__What the task asks__. Which lines contain the word "text"? Return each of them as written.

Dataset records

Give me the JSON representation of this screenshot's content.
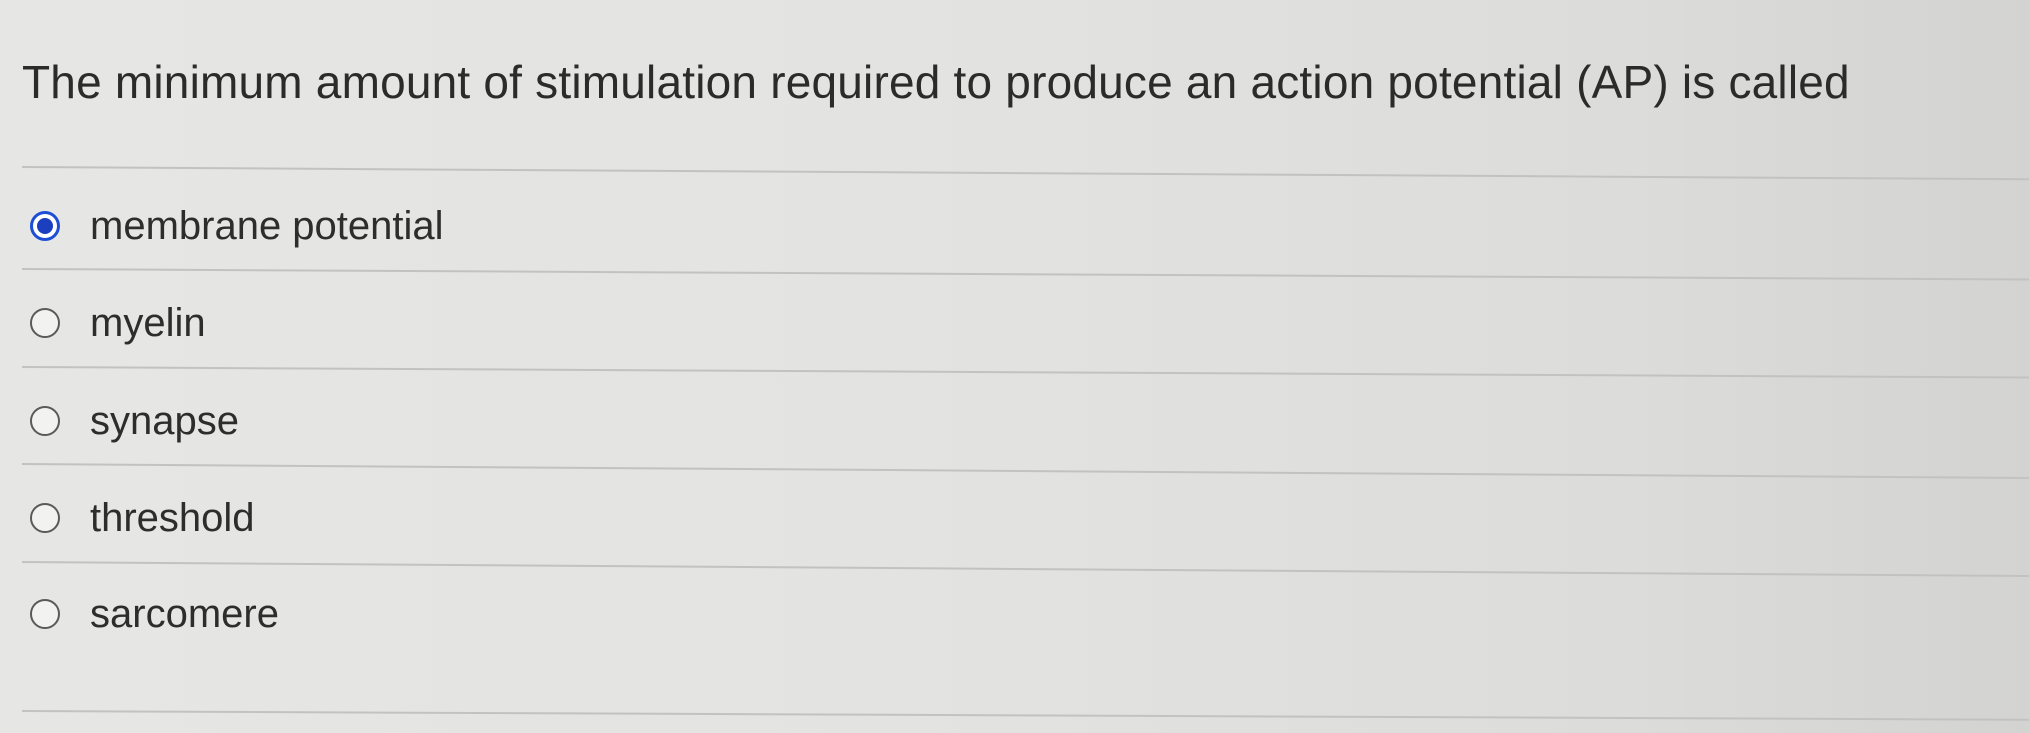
{
  "question": {
    "text": "The minimum amount of stimulation required to produce an action potential (AP) is called"
  },
  "options": [
    {
      "label": "membrane potential",
      "selected": true
    },
    {
      "label": "myelin",
      "selected": false
    },
    {
      "label": "synapse",
      "selected": false
    },
    {
      "label": "threshold",
      "selected": false
    },
    {
      "label": "sarcomere",
      "selected": false
    }
  ],
  "colors": {
    "radio_selected": "#1d4fd6",
    "text": "#2b2b2b",
    "divider": "#c2c3c1"
  }
}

__In response__.
    "text": "The minimum amount of stimulation required to produce an action potential (AP) is called"
    "text": "#2b2b2b",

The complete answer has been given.